* **WRITTEN EXERCISE**
Print the listing as it stands, omitting all images.

* **Records from a collection of figures**
"""

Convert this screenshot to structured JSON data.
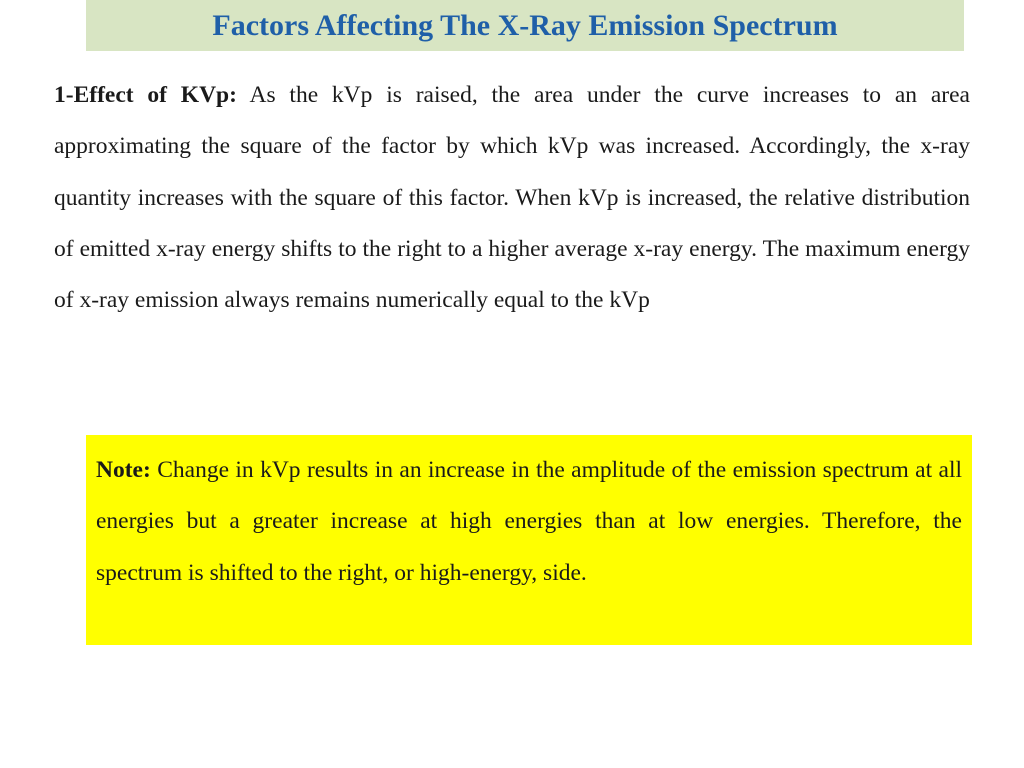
{
  "title": "Factors Affecting The X-Ray Emission Spectrum",
  "section": {
    "heading": "1-Effect of KVp:",
    "body": " As the kVp is raised, the area under the curve increases to an area approximating the square of the factor by which kVp was increased. Accordingly, the x-ray quantity increases with the square of this factor. When kVp is increased, the relative distribution of emitted x-ray energy shifts to the right to a higher average x-ray energy. The maximum energy of x-ray emission always remains numerically equal to the kVp"
  },
  "note": {
    "heading": "Note:",
    "body": " Change in kVp results in an increase in the amplitude of the emission spectrum at all energies but a greater increase at high energies than at low energies. Therefore, the spectrum is shifted to the right, or high-energy, side."
  },
  "colors": {
    "title_bar_bg": "#d8e5c3",
    "title_text": "#1f5fa8",
    "note_bg": "#ffff00"
  }
}
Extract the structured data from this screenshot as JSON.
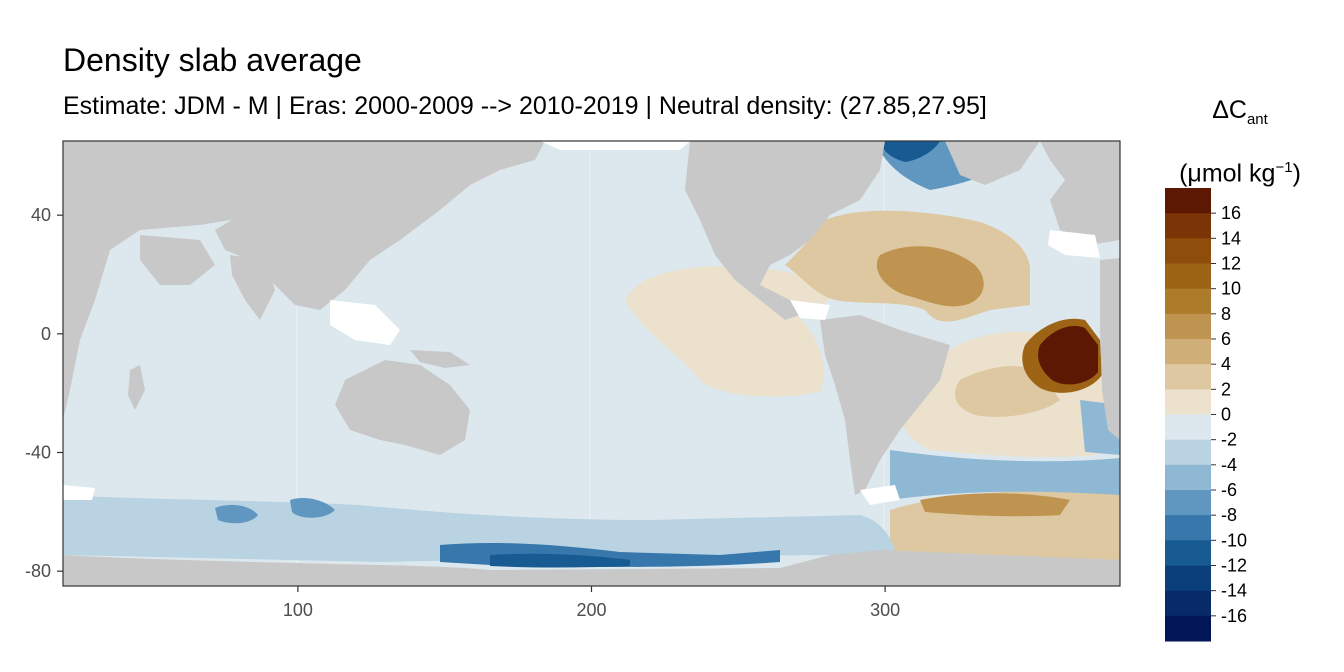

"""

* **COMPLETED EXERCISE**
Convert this screenshot to structured JSON data.
{
  "title": "Factors Affecting The X-Ray Emission Spectrum",
  "section": {
    "heading": "1-Effect of KVp:",
    "body": " As the kVp is raised, the area under the curve increases to an area approximating the square of the factor by which kVp was increased. Accordingly, the x-ray quantity increases with the square of this factor. When kVp is increased, the relative distribution of emitted x-ray energy shifts to the right to a higher average x-ray energy. The maximum energy of x-ray emission always remains numerically equal to the kVp"
  },
  "note": {
    "heading": "Note:",
    "body": " Change in kVp results in an increase in the amplitude of the emission spectrum at all energies but a greater increase at high energies than at low energies. Therefore, the spectrum is shifted to the right, or high-energy, side."
  },
  "colors": {
    "title_bar_bg": "#d8e5c3",
    "title_text": "#1f5fa8",
    "note_bg": "#ffff00"
  }
}
Extract the structured data from this screenshot as JSON.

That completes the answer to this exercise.